*Extracted information*
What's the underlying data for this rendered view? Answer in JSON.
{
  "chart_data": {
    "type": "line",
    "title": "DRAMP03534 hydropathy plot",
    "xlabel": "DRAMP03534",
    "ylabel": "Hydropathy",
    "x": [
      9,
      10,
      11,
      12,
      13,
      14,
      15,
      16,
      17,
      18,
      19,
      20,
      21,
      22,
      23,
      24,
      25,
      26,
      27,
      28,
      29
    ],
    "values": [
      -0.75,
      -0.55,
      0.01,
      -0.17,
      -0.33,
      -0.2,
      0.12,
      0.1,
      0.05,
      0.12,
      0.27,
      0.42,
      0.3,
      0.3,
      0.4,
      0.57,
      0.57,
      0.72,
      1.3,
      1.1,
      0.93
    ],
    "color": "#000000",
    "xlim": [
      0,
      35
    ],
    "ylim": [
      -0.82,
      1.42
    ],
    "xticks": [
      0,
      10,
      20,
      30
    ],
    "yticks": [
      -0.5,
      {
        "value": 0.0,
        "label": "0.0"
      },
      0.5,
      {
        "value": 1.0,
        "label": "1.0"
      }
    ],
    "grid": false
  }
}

*Exercise task*
Write out the whole listing again. Match it word for word.

*Answer for this exercise*
What's the underlying data for this rendered view? Answer in JSON.
{
  "chart_data": {
    "type": "line",
    "title": "DRAMP03534 hydropathy plot",
    "xlabel": "DRAMP03534",
    "ylabel": "Hydropathy",
    "x": [
      9,
      10,
      11,
      12,
      13,
      14,
      15,
      16,
      17,
      18,
      19,
      20,
      21,
      22,
      23,
      24,
      25,
      26,
      27,
      28,
      29
    ],
    "values": [
      -0.75,
      -0.55,
      0.01,
      -0.17,
      -0.33,
      -0.2,
      0.12,
      0.1,
      0.05,
      0.12,
      0.27,
      0.42,
      0.3,
      0.3,
      0.4,
      0.57,
      0.57,
      0.72,
      1.3,
      1.1,
      0.93
    ],
    "color": "#000000",
    "xlim": [
      0,
      35
    ],
    "ylim": [
      -0.82,
      1.42
    ],
    "xticks": [
      0,
      10,
      20,
      30
    ],
    "yticks": [
      -0.5,
      {
        "value": 0.0,
        "label": "0.0"
      },
      0.5,
      {
        "value": 1.0,
        "label": "1.0"
      }
    ],
    "grid": false
  }
}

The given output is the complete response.